What this task involves
In the material below, the lines containing the word "udział" are required; copy each of them.

+---+

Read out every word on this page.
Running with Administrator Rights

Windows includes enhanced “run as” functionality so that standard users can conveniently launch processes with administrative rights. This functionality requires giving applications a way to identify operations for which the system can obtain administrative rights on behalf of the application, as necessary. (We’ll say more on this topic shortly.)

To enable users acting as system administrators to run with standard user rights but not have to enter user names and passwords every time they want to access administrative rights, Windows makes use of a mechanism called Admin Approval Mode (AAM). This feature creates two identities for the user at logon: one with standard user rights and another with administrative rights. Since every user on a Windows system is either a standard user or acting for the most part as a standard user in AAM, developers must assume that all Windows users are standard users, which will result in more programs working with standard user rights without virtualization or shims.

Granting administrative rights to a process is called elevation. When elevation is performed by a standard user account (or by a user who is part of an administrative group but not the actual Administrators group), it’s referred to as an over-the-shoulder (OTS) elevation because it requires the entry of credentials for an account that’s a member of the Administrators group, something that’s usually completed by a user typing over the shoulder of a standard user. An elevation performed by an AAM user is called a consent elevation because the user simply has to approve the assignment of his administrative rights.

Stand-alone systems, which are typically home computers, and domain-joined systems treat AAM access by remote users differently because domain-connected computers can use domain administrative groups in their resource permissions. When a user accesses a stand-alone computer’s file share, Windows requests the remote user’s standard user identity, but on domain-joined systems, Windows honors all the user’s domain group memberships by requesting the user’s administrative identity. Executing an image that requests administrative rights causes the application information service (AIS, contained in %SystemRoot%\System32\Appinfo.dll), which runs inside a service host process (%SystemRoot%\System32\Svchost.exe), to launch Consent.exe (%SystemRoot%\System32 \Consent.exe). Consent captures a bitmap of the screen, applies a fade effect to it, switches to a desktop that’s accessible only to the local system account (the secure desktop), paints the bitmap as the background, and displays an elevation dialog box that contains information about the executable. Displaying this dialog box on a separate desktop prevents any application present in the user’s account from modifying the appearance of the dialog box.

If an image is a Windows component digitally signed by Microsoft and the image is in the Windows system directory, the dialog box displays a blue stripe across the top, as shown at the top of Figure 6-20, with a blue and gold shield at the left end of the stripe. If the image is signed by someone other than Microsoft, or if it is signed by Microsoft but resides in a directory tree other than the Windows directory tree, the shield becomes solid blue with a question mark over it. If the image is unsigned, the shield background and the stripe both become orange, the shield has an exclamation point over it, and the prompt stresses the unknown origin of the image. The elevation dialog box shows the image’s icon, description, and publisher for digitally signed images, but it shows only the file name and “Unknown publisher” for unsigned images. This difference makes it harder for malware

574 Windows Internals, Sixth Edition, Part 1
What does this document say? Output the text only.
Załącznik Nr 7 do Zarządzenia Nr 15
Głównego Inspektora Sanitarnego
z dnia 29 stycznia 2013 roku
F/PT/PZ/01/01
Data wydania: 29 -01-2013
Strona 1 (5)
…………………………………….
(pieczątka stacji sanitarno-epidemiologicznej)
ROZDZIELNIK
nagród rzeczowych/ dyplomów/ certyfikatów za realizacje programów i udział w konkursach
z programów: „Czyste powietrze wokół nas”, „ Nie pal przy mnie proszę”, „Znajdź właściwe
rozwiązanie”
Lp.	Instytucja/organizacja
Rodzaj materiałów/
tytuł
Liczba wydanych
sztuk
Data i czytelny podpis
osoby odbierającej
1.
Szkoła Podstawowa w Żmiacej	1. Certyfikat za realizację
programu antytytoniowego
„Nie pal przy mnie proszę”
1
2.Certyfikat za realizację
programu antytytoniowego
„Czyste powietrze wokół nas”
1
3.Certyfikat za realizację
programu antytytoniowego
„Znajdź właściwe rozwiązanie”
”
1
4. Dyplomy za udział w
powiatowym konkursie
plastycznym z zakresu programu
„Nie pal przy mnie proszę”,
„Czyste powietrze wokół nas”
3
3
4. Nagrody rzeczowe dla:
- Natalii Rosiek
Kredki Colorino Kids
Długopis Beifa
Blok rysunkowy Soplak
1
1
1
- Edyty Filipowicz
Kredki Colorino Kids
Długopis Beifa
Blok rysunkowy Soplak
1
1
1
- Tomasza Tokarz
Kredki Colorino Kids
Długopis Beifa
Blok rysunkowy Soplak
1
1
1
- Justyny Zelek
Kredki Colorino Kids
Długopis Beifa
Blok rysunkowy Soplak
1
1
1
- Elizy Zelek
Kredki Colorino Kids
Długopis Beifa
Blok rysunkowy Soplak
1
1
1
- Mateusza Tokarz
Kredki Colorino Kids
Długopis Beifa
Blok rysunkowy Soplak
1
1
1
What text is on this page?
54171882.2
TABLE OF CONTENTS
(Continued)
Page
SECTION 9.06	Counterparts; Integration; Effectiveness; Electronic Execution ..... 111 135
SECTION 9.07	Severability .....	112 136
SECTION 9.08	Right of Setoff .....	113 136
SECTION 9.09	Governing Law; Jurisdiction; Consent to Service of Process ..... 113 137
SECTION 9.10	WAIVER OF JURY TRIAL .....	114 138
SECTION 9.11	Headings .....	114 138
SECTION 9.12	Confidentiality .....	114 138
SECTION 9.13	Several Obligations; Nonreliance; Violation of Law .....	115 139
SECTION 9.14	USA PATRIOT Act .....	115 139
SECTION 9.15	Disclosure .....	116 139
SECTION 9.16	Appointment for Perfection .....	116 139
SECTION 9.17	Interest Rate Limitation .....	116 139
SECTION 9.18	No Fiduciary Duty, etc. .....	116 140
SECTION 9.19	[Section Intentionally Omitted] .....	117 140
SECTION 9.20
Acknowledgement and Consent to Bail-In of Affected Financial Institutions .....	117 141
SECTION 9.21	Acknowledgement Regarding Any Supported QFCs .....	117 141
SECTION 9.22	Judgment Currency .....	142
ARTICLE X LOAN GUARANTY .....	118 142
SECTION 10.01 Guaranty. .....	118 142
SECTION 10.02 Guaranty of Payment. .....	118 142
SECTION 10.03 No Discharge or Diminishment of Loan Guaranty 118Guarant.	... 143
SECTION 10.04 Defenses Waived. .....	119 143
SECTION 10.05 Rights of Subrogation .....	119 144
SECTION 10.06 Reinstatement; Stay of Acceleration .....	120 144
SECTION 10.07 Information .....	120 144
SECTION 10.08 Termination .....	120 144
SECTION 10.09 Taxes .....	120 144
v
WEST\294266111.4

+---+

Exercise answer
nagród rzeczowych/ dyplomów/ certyfikatów za realizacje programów i udział w konkursach
4. Dyplomy za udział w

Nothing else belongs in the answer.